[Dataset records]

-*-

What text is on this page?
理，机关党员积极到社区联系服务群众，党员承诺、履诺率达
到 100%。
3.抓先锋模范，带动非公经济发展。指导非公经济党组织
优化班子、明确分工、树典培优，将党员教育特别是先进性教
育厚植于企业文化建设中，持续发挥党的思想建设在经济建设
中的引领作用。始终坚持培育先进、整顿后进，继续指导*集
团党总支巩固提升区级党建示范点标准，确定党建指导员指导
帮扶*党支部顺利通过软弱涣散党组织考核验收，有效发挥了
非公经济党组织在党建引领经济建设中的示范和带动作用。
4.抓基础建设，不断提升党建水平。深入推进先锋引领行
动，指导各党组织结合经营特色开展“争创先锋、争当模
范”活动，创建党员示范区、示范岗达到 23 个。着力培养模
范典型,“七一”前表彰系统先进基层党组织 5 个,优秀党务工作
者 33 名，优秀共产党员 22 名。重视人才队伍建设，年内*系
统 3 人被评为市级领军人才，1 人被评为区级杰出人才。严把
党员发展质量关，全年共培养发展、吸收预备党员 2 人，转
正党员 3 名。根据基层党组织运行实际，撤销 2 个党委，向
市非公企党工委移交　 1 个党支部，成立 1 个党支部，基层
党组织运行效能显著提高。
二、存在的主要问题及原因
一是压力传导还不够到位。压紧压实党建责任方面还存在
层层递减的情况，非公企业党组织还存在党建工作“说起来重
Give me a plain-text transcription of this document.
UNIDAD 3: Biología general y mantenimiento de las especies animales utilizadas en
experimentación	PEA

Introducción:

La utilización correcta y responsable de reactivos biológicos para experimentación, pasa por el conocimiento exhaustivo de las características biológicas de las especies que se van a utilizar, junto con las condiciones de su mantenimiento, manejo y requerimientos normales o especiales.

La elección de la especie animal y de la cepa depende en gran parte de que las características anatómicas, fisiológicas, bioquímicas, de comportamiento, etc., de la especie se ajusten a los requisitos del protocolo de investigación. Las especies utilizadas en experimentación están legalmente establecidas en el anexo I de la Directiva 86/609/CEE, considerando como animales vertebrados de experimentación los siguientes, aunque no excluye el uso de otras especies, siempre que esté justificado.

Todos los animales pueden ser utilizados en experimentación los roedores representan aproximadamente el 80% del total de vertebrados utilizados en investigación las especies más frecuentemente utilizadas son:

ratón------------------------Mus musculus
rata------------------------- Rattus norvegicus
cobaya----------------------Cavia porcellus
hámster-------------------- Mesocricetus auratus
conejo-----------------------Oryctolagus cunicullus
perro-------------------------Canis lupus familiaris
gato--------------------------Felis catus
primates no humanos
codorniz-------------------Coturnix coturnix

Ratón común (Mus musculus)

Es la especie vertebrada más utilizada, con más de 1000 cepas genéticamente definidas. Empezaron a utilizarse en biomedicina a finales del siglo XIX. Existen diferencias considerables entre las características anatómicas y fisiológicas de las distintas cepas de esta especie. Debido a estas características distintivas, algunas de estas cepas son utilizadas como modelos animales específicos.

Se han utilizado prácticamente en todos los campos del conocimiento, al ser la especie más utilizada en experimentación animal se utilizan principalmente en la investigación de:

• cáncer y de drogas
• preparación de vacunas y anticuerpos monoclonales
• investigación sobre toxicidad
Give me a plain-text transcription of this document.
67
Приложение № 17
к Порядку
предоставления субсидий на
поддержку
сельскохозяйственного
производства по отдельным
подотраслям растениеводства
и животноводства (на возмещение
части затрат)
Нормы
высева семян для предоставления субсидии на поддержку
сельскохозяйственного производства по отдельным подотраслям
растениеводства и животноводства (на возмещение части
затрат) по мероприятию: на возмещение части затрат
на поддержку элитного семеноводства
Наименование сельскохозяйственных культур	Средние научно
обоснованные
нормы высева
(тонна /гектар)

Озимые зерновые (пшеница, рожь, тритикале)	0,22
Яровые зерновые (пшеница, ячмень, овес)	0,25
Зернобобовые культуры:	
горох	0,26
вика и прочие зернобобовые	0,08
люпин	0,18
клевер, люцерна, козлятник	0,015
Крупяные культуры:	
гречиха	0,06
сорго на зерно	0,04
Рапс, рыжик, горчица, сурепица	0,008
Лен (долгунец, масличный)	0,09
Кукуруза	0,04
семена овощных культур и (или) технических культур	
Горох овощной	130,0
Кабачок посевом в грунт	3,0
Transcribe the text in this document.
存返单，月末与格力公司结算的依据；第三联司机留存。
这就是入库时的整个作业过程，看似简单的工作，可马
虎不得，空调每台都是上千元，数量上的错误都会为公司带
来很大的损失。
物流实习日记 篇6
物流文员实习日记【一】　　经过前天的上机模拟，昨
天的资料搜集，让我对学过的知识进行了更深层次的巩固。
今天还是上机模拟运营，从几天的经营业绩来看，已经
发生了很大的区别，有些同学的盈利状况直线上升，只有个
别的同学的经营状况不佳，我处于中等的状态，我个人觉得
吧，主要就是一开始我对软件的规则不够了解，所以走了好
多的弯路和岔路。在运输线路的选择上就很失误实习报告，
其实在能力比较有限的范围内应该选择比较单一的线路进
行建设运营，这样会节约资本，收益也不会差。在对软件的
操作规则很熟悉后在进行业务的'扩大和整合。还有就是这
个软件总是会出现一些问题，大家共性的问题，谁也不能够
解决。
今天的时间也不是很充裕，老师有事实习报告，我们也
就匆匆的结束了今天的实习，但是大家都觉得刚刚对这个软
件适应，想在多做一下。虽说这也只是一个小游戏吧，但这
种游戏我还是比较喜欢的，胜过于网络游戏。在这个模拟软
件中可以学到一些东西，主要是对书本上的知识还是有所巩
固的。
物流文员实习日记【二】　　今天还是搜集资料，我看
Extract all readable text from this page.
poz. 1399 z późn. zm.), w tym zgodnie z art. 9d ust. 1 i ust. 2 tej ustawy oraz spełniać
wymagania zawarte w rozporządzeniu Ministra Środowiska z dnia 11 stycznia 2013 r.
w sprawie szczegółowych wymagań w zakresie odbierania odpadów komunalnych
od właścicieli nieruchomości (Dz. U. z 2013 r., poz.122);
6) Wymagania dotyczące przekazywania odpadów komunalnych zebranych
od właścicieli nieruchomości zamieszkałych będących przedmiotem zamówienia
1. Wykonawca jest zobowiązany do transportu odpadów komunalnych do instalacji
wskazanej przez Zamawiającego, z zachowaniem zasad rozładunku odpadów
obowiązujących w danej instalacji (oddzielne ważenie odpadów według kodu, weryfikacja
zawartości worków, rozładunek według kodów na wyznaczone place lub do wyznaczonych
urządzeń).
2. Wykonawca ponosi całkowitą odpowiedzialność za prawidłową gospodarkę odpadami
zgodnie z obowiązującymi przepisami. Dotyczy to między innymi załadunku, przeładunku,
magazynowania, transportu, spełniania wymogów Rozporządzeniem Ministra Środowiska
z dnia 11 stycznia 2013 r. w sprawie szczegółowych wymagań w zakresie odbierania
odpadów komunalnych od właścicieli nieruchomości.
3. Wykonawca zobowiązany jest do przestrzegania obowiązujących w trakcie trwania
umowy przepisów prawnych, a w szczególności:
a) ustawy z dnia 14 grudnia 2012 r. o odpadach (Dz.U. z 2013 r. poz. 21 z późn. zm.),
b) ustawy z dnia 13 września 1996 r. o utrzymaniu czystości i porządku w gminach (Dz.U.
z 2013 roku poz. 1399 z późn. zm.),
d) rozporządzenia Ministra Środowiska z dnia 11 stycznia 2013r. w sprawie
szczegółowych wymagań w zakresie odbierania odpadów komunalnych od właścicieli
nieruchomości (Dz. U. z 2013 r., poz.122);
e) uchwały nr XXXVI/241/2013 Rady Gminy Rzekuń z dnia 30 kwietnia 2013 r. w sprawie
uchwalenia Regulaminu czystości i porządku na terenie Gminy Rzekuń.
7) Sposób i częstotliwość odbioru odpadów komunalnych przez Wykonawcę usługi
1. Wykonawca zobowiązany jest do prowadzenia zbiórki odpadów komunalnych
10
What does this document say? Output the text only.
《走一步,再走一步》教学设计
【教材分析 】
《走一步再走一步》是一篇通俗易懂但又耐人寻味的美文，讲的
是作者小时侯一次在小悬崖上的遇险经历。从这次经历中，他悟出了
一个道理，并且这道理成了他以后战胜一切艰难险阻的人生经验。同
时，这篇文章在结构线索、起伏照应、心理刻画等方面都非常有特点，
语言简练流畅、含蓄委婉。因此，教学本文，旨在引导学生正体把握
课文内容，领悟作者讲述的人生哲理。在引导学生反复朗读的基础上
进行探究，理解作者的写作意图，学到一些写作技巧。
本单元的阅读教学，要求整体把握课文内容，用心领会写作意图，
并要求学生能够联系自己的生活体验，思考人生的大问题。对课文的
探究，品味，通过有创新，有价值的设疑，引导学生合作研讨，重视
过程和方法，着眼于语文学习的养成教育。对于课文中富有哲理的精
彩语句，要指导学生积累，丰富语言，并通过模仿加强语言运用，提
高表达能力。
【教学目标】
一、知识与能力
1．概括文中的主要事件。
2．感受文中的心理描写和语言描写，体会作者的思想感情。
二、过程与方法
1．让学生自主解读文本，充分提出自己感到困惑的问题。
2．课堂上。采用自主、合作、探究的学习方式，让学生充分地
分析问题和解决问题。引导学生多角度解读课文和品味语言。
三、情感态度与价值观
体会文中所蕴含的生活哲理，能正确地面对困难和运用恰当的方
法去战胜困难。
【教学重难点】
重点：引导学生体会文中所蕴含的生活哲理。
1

-*-

§ Task details
Show every line that contains the word "zgodnie".

§ Complete answer
poz. 1399 z późn. zm.), w tym zgodnie z art. 9d ust. 1 i ust. 2 tej ustawy oraz spełniać
zgodnie z obowiązującymi przepisami. Dotyczy to między innymi załadunku, przeładunku,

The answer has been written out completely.